[What you will do] Edit the items from the start through the line containing "x-tick-label-apr: Apr <box>1812" so that "Localize" becomes "Locate", and leave everything else unchanged.
--- start ---
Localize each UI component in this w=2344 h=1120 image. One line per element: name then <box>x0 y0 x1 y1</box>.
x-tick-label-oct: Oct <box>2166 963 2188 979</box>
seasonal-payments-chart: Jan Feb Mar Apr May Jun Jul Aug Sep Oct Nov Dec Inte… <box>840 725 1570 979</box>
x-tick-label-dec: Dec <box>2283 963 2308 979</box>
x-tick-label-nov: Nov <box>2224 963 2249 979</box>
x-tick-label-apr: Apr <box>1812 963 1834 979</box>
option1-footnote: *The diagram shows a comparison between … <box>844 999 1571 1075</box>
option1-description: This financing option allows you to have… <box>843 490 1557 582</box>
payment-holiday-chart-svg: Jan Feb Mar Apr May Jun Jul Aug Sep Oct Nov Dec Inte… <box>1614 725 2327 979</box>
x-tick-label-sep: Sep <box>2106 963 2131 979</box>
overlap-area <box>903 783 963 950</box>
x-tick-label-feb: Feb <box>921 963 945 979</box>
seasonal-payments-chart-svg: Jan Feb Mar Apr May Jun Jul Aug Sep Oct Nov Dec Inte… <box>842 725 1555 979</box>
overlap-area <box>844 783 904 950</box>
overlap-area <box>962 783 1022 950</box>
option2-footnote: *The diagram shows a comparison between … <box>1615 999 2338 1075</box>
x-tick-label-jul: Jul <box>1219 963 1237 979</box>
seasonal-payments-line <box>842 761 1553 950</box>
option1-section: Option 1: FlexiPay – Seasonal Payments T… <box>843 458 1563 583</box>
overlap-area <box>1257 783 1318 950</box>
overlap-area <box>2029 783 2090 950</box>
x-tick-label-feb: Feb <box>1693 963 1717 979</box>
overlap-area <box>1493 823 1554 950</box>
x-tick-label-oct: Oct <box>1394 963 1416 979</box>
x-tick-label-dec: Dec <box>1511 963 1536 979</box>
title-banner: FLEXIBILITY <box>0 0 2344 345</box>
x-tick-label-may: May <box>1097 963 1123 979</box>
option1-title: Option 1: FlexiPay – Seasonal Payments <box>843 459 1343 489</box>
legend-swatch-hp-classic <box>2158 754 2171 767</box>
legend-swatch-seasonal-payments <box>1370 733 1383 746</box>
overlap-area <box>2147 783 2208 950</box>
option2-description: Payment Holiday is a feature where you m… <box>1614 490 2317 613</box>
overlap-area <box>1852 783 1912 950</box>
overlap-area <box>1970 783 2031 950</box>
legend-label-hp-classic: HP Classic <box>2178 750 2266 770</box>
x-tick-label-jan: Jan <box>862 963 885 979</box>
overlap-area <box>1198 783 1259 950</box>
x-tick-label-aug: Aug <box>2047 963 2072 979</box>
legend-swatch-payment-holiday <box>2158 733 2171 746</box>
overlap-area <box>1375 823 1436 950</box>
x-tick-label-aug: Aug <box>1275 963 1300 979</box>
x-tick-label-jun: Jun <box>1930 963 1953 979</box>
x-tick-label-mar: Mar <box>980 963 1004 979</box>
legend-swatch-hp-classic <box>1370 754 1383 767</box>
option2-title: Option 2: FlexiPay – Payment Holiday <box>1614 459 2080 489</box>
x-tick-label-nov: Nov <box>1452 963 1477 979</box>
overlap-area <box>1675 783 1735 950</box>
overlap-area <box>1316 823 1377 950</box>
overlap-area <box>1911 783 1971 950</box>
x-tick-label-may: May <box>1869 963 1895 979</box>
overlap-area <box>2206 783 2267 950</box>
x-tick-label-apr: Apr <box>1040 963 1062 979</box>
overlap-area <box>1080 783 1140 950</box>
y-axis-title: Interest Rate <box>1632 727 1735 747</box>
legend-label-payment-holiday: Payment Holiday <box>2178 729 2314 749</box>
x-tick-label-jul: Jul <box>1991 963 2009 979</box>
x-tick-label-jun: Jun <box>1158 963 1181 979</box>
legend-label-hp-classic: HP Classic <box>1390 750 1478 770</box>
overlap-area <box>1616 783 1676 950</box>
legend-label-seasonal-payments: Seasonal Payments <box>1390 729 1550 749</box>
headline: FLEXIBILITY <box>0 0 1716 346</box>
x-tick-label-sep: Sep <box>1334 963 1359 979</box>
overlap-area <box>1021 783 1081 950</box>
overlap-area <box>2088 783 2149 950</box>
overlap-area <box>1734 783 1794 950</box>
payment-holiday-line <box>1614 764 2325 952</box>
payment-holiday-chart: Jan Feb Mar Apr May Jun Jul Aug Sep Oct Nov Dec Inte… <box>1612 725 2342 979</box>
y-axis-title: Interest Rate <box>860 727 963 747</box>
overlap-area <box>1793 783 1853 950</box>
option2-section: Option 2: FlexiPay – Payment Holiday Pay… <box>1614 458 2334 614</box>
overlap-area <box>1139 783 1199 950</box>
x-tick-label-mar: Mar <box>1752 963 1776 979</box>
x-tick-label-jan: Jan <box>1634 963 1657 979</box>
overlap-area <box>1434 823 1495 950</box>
--- end ---
[Answer to this exercise]
Locate each UI component in this w=2344 h=1120 image. One line per element: name then <box>x0 y0 x1 y1</box>.
x-tick-label-oct: Oct <box>2166 963 2188 979</box>
seasonal-payments-chart: Jan Feb Mar Apr May Jun Jul Aug Sep Oct Nov Dec Inte… <box>840 725 1570 979</box>
x-tick-label-dec: Dec <box>2283 963 2308 979</box>
x-tick-label-nov: Nov <box>2224 963 2249 979</box>
x-tick-label-apr: Apr <box>1812 963 1834 979</box>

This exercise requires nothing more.